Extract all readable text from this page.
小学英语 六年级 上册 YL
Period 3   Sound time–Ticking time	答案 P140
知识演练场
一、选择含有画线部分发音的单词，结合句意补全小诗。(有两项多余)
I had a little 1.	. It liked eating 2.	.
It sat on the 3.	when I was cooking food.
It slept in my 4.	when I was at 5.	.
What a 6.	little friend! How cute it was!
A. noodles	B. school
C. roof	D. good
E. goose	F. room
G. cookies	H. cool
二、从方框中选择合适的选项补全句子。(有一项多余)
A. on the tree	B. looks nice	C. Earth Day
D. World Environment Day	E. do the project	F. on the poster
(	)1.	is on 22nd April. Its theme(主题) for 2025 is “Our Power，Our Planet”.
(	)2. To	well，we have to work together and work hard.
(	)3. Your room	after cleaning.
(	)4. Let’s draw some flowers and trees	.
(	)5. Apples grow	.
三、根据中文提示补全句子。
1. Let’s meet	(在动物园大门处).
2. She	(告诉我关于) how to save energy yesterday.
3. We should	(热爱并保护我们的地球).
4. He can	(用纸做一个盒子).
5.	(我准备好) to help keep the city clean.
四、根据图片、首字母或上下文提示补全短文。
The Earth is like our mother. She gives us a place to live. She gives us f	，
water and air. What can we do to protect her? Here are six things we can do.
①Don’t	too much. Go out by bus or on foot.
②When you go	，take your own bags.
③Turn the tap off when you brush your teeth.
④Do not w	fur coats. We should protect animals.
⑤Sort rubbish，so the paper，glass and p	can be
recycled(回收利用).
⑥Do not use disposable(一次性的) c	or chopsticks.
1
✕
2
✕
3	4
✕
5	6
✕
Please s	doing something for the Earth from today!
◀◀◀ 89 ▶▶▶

* INSTRUCTIONS TO FOLLOW *
Go through the entries and return each line where the word "should" appears.

* THE RESPONSE *
3. We should	(热爱并保护我们的地球).
④Do not w	fur coats. We should protect animals.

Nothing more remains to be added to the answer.